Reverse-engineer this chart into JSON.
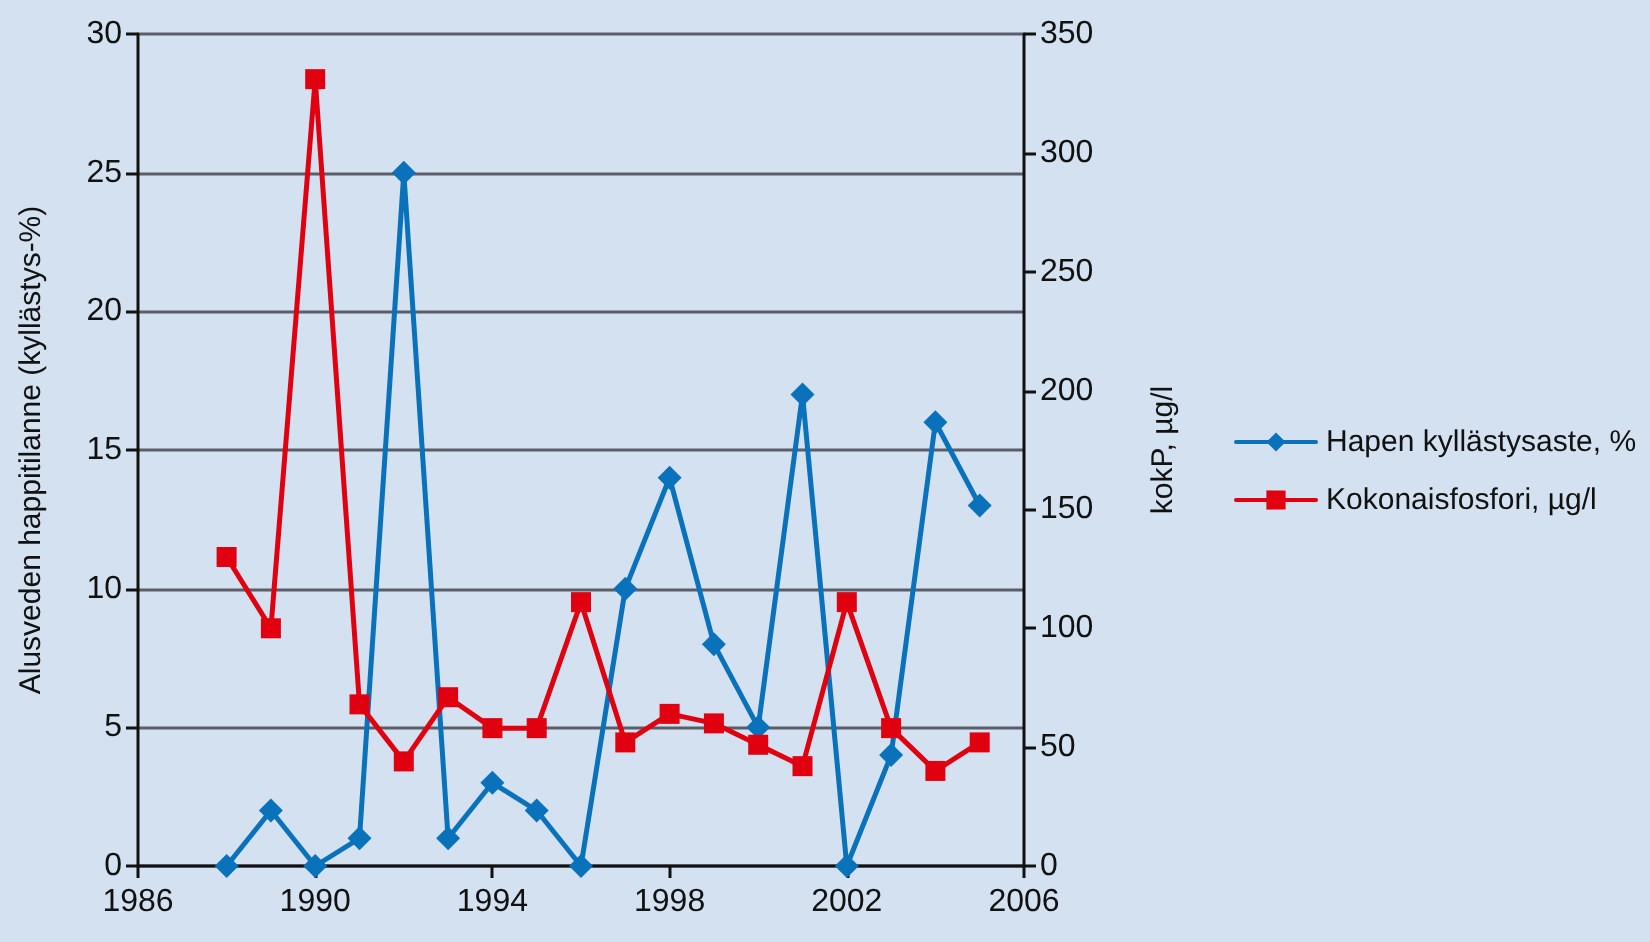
{
  "chart_data": {
    "type": "line",
    "ylabel": "Alusveden happitilanne (kyllästys-%)",
    "y2label": "kokP, µg/l",
    "x": [
      1988,
      1989,
      1990,
      1991,
      1992,
      1993,
      1994,
      1995,
      1996,
      1997,
      1998,
      1999,
      2000,
      2001,
      2002,
      2003,
      2004,
      2005
    ],
    "series": [
      {
        "name": "Hapen kyllästysaste, %",
        "color": "#0a72ba",
        "marker": "diamond",
        "values": [
          0,
          2,
          0,
          1,
          25,
          1,
          3,
          2,
          0,
          10,
          14,
          8,
          5,
          17,
          0,
          4,
          16,
          13
        ]
      },
      {
        "name": "Kokonaisfosfori, µg/l",
        "color": "#e0000f",
        "marker": "square",
        "axis": "y2",
        "values": [
          130,
          100,
          331,
          68,
          44,
          71,
          58,
          58,
          111,
          52,
          64,
          60,
          51,
          42,
          111,
          58,
          40,
          52
        ]
      }
    ],
    "xlim": [
      1986,
      2006
    ],
    "xticks": [
      1986,
      1990,
      1994,
      1998,
      2002,
      2006
    ],
    "ylim": [
      0,
      30
    ],
    "yticks": [
      0,
      5,
      10,
      15,
      20,
      25,
      30
    ],
    "y2lim": [
      0,
      350
    ],
    "y2ticks": [
      0,
      50,
      100,
      150,
      200,
      250,
      300,
      350
    ],
    "grid": "y",
    "legend": "right",
    "line_style": "solid"
  }
}
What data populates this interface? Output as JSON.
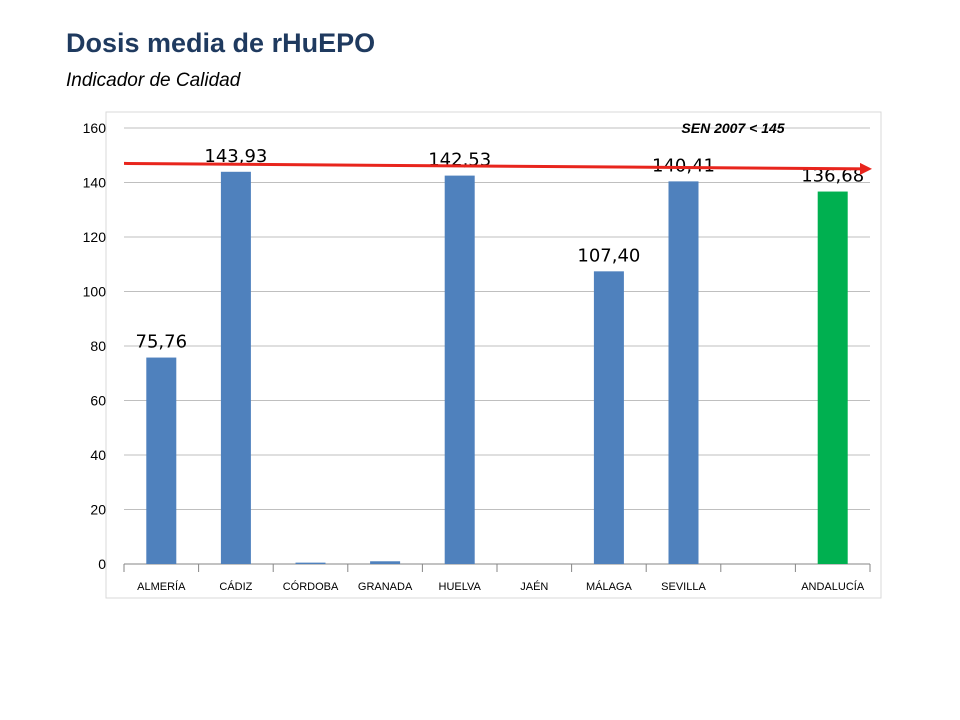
{
  "header": {
    "title": "Dosis media de rHuEPO",
    "subtitle": "Indicador de Calidad"
  },
  "chart_data": {
    "type": "bar",
    "categories": [
      "ALMERÍA",
      "CÁDIZ",
      "CÓRDOBA",
      "GRANADA",
      "HUELVA",
      "JAÉN",
      "MÁLAGA",
      "SEVILLA",
      "",
      "ANDALUCÍA"
    ],
    "values": [
      75.76,
      143.93,
      0.5,
      1,
      142.53,
      0,
      107.4,
      140.41,
      0,
      136.68
    ],
    "data_labels": [
      "75,76",
      "143,93",
      "",
      "",
      "142,53",
      "",
      "107,40",
      "140,41",
      "",
      "136,68"
    ],
    "bar_colors": [
      "#4f81bd",
      "#4f81bd",
      "#4f81bd",
      "#4f81bd",
      "#4f81bd",
      "#4f81bd",
      "#4f81bd",
      "#4f81bd",
      "#4f81bd",
      "#00b050"
    ],
    "ylim": [
      0,
      160
    ],
    "yticks": [
      0,
      20,
      40,
      60,
      80,
      100,
      120,
      140,
      160
    ],
    "grid": true,
    "reference_line": {
      "label": "SEN 2007 < 145",
      "y_start": 147,
      "y_end": 145,
      "color": "#e8251d"
    }
  }
}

----------------

→ TASK REQUIREMENTS
Exclude the images, then output the data above word for word.

→ ANSWER TO THE EXERCISE
Reverse-engineer this chart into JSON.
{
  "chart_data": {
    "type": "line",
    "ylabel": "Alusveden happitilanne (kyllästys-%)",
    "y2label": "kokP, µg/l",
    "x": [
      1988,
      1989,
      1990,
      1991,
      1992,
      1993,
      1994,
      1995,
      1996,
      1997,
      1998,
      1999,
      2000,
      2001,
      2002,
      2003,
      2004,
      2005
    ],
    "series": [
      {
        "name": "Hapen kyllästysaste, %",
        "color": "#0a72ba",
        "marker": "diamond",
        "values": [
          0,
          2,
          0,
          1,
          25,
          1,
          3,
          2,
          0,
          10,
          14,
          8,
          5,
          17,
          0,
          4,
          16,
          13
        ]
      },
      {
        "name": "Kokonaisfosfori, µg/l",
        "color": "#e0000f",
        "marker": "square",
        "axis": "y2",
        "values": [
          130,
          100,
          331,
          68,
          44,
          71,
          58,
          58,
          111,
          52,
          64,
          60,
          51,
          42,
          111,
          58,
          40,
          52
        ]
      }
    ],
    "xlim": [
      1986,
      2006
    ],
    "xticks": [
      1986,
      1990,
      1994,
      1998,
      2002,
      2006
    ],
    "ylim": [
      0,
      30
    ],
    "yticks": [
      0,
      5,
      10,
      15,
      20,
      25,
      30
    ],
    "y2lim": [
      0,
      350
    ],
    "y2ticks": [
      0,
      50,
      100,
      150,
      200,
      250,
      300,
      350
    ],
    "grid": "y",
    "legend": "right",
    "line_style": "solid"
  }
}
What data populates this interface? Output as JSON.
{
  "header": {
    "title": "Dosis media de rHuEPO",
    "subtitle": "Indicador de Calidad"
  },
  "chart_data": {
    "type": "bar",
    "categories": [
      "ALMERÍA",
      "CÁDIZ",
      "CÓRDOBA",
      "GRANADA",
      "HUELVA",
      "JAÉN",
      "MÁLAGA",
      "SEVILLA",
      "",
      "ANDALUCÍA"
    ],
    "values": [
      75.76,
      143.93,
      0.5,
      1,
      142.53,
      0,
      107.4,
      140.41,
      0,
      136.68
    ],
    "data_labels": [
      "75,76",
      "143,93",
      "",
      "",
      "142,53",
      "",
      "107,40",
      "140,41",
      "",
      "136,68"
    ],
    "bar_colors": [
      "#4f81bd",
      "#4f81bd",
      "#4f81bd",
      "#4f81bd",
      "#4f81bd",
      "#4f81bd",
      "#4f81bd",
      "#4f81bd",
      "#4f81bd",
      "#00b050"
    ],
    "ylim": [
      0,
      160
    ],
    "yticks": [
      0,
      20,
      40,
      60,
      80,
      100,
      120,
      140,
      160
    ],
    "grid": true,
    "reference_line": {
      "label": "SEN 2007 < 145",
      "y_start": 147,
      "y_end": 145,
      "color": "#e8251d"
    }
  }
}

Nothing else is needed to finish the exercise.